[Collection entries]
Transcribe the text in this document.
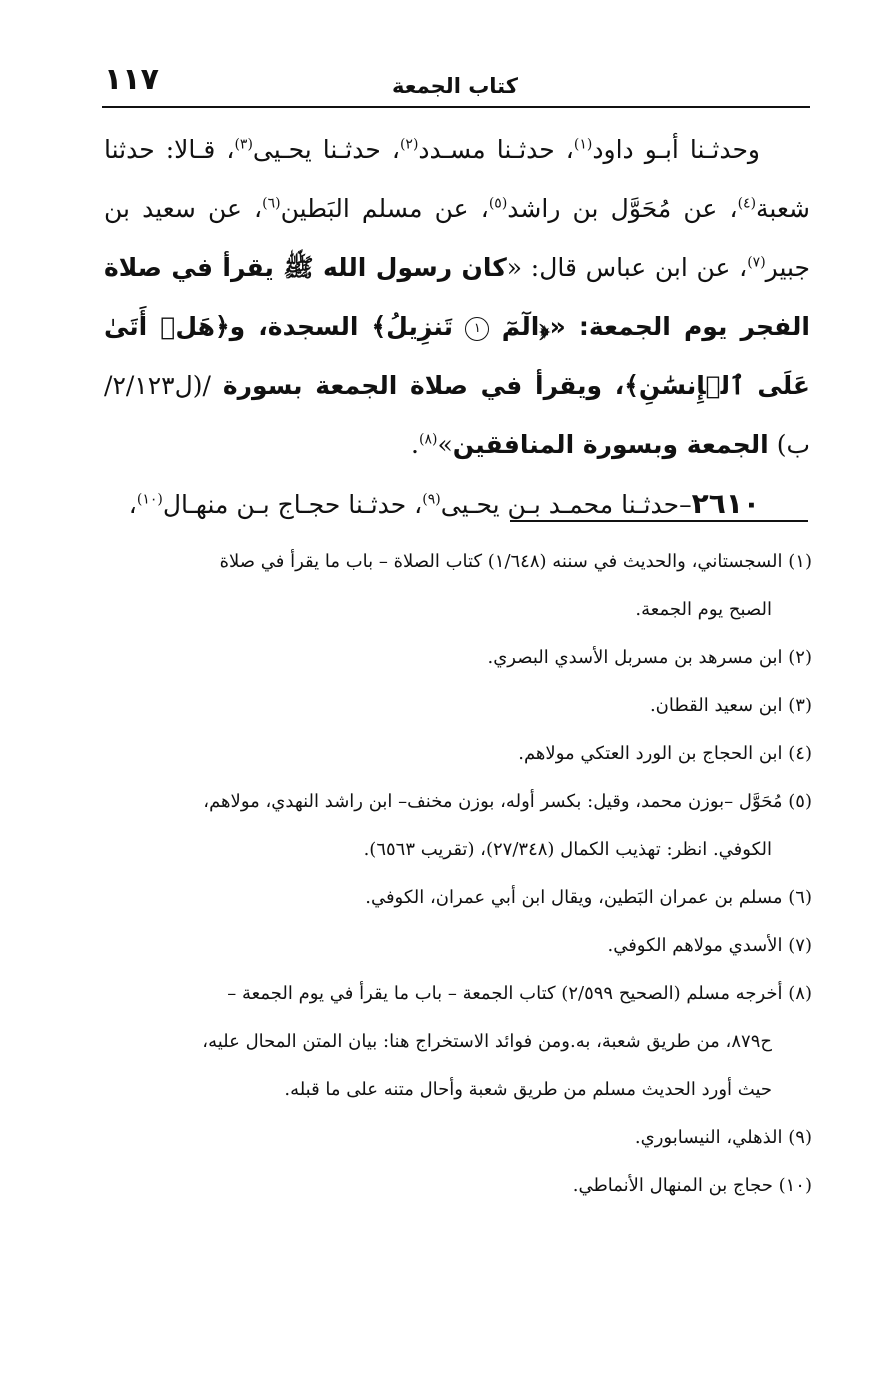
١١٧	كتاب الجمعة

وحدثـنا أبـو داود$^{(١)}$، حدثـنا مسـدد$^{(٢)}$، حدثـنا يحـيى$^{(٣)}$، قـالا: حدثنا شعبة$^{(٤)}$، عن مُحَوَّل بن راشد$^{(٥)}$، عن مسلم البَطين$^{(٦)}$، عن سعيد بن جبير$^{(٧)}$، عن ابن عباس قال: «كان رسول الله ﷺ يقرأ في صلاة الفجر يوم الجمعة: «﴿الٓمٓ ١ تَنزِيلُ﴾ السجدة، و﴿هَلۡ أَتَىٰ عَلَى ٱلۡإِنسَٰنِ﴾، ويقرأ في صلاة الجمعة بسورة /(ل٢/١٢٣/ب) الجمعة وبسورة المنافقين»$^{(٨)}$.

٢٦١٠–حدثـنا محمـد بـن يحـيى$^{(٩)}$، حدثـنا حجـاج بـن منهـال$^{(١٠)}$،

(١) السجستاني، والحديث في سننه (١/٦٤٨) كتاب الصلاة – باب ما يقرأ في صلاة
الصبح يوم الجمعة.
(٢) ابن مسرهد بن مسربل الأسدي البصري.
(٣) ابن سعيد القطان.
(٤) ابن الحجاج بن الورد العتكي مولاهم.
(٥) مُحَوَّل –بوزن محمد، وقيل: بكسر أوله، بوزن مخنف– ابن راشد النهدي، مولاهم،
الكوفي. انظر: تهذيب الكمال (٢٧/٣٤٨)، (تقريب ٦٥٦٣).
(٦) مسلم بن عمران البَطين، ويقال ابن أبي عمران، الكوفي.
(٧) الأسدي مولاهم الكوفي.
(٨) أخرجه مسلم (الصحيح ٢/٥٩٩) كتاب الجمعة – باب ما يقرأ في يوم الجمعة –
ح٨٧٩، من طريق شعبة، به.ومن فوائد الاستخراج هنا: بيان المتن المحال عليه،
حيث أورد الحديث مسلم من طريق شعبة وأحال متنه على ما قبله.
(٩) الذهلي، النيسابوري.
(١٠) حجاج بن المنهال الأنماطي.
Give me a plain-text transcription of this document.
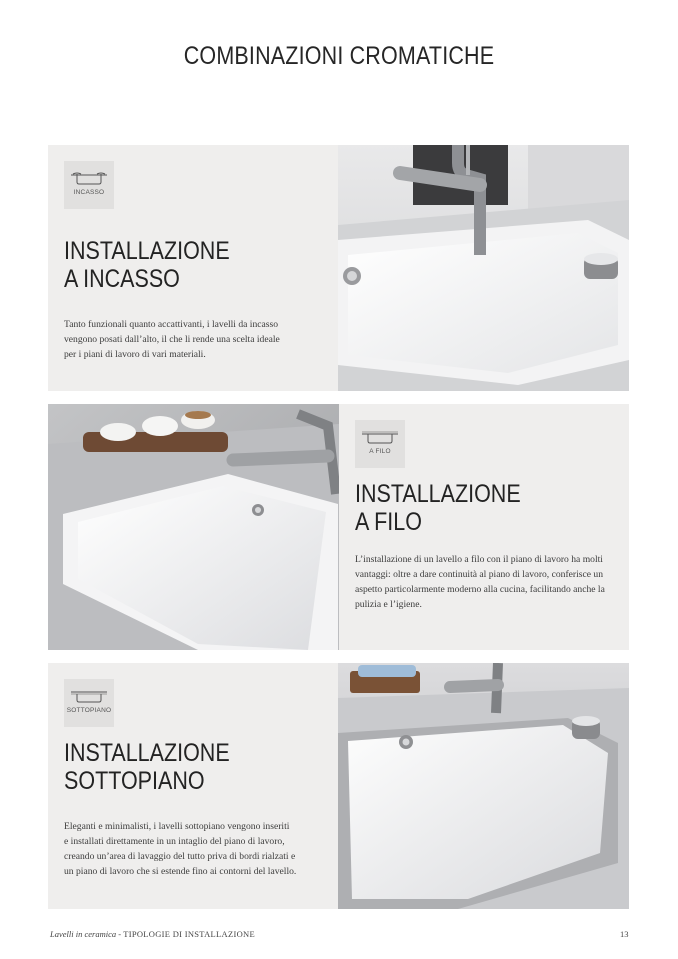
COMBINAZIONI CROMATICHE
INCASSO
INSTALLAZIONE
A INCASSO

Tanto funzionali quanto accattivanti, i lavelli da incasso
vengono posati dall’alto, il che li rende una scelta ideale
per i piani di lavoro di vari materiali.

A FILO
INSTALLAZIONE
A FILO

L’installazione di un lavello a filo con il piano di lavoro ha molti
vantaggi: oltre a dare continuità al piano di lavoro, conferisce un
aspetto particolarmente moderno alla cucina, facilitando anche la
pulizia e l’igiene.

SOTTOPIANO
INSTALLAZIONE
SOTTOPIANO

Eleganti e minimalisti, i lavelli sottopiano vengono inseriti
e installati direttamente in un intaglio del piano di lavoro,
creando un’area di lavaggio del tutto priva di bordi rialzati e
un piano di lavoro che si estende fino ai contorni del lavello.

Lavelli in ceramica - TIPOLOGIE DI INSTALLAZIONE	13
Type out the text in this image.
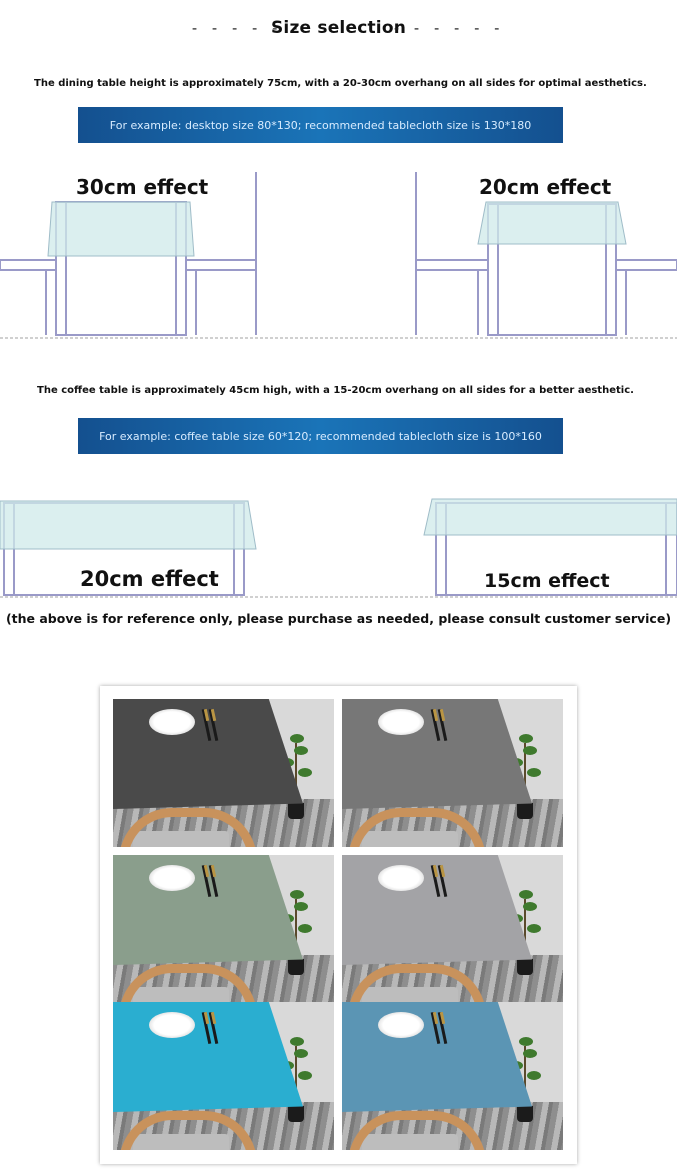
- - - - - -
Size selection
- - - - - -
The dining table height is approximately 75cm, with a 20-30cm overhang on all sides for optimal aesthetics.
For example: desktop size 80*130; recommended tablecloth size is 130*180
30cm effect	20cm effect
The coffee table is approximately 45cm high, with a 15-20cm overhang on all sides for a better aesthetic.
For example: coffee table size 60*120; recommended tablecloth size is 100*160
20cm effect	15cm effect
(the above is for reference only, please purchase as needed, please consult customer service)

Work instructions: Go through the entries above and print each one exactly, minus the pictures.

Solution to the problem:
Transcribe the text in this document.
١١٧	كتاب الجمعة

وحدثـنا أبـو داود$^{(١)}$، حدثـنا مسـدد$^{(٢)}$، حدثـنا يحـيى$^{(٣)}$، قـالا: حدثنا شعبة$^{(٤)}$، عن مُحَوَّل بن راشد$^{(٥)}$، عن مسلم البَطين$^{(٦)}$، عن سعيد بن جبير$^{(٧)}$، عن ابن عباس قال: «كان رسول الله ﷺ يقرأ في صلاة الفجر يوم الجمعة: «﴿الٓمٓ ١ تَنزِيلُ﴾ السجدة، و﴿هَلۡ أَتَىٰ عَلَى ٱلۡإِنسَٰنِ﴾، ويقرأ في صلاة الجمعة بسورة /(ل٢/١٢٣/ب) الجمعة وبسورة المنافقين»$^{(٨)}$.

٢٦١٠–حدثـنا محمـد بـن يحـيى$^{(٩)}$، حدثـنا حجـاج بـن منهـال$^{(١٠)}$،

(١) السجستاني، والحديث في سننه (١/٦٤٨) كتاب الصلاة – باب ما يقرأ في صلاة
الصبح يوم الجمعة.
(٢) ابن مسرهد بن مسربل الأسدي البصري.
(٣) ابن سعيد القطان.
(٤) ابن الحجاج بن الورد العتكي مولاهم.
(٥) مُحَوَّل –بوزن محمد، وقيل: بكسر أوله، بوزن مخنف– ابن راشد النهدي، مولاهم،
الكوفي. انظر: تهذيب الكمال (٢٧/٣٤٨)، (تقريب ٦٥٦٣).
(٦) مسلم بن عمران البَطين، ويقال ابن أبي عمران، الكوفي.
(٧) الأسدي مولاهم الكوفي.
(٨) أخرجه مسلم (الصحيح ٢/٥٩٩) كتاب الجمعة – باب ما يقرأ في يوم الجمعة –
ح٨٧٩، من طريق شعبة، به.ومن فوائد الاستخراج هنا: بيان المتن المحال عليه،
حيث أورد الحديث مسلم من طريق شعبة وأحال متنه على ما قبله.
(٩) الذهلي، النيسابوري.
(١٠) حجاج بن المنهال الأنماطي.
Give me a plain-text transcription of this document.
COMBINAZIONI CROMATICHE
INCASSO
INSTALLAZIONE
A INCASSO

Tanto funzionali quanto accattivanti, i lavelli da incasso
vengono posati dall’alto, il che li rende una scelta ideale
per i piani di lavoro di vari materiali.

A FILO
INSTALLAZIONE
A FILO

L’installazione di un lavello a filo con il piano di lavoro ha molti
vantaggi: oltre a dare continuità al piano di lavoro, conferisce un
aspetto particolarmente moderno alla cucina, facilitando anche la
pulizia e l’igiene.

SOTTOPIANO
INSTALLAZIONE
SOTTOPIANO

Eleganti e minimalisti, i lavelli sottopiano vengono inseriti
e installati direttamente in un intaglio del piano di lavoro,
creando un’area di lavaggio del tutto priva di bordi rialzati e
un piano di lavoro che si estende fino ai contorni del lavello.

Lavelli in ceramica - TIPOLOGIE DI INSTALLAZIONE	13
Type out the text in this image.
- - - - - -
Size selection
- - - - - -
The dining table height is approximately 75cm, with a 20-30cm overhang on all sides for optimal aesthetics.
For example: desktop size 80*130; recommended tablecloth size is 130*180
30cm effect	20cm effect
The coffee table is approximately 45cm high, with a 15-20cm overhang on all sides for a better aesthetic.
For example: coffee table size 60*120; recommended tablecloth size is 100*160
20cm effect	15cm effect
(the above is for reference only, please purchase as needed, please consult customer service)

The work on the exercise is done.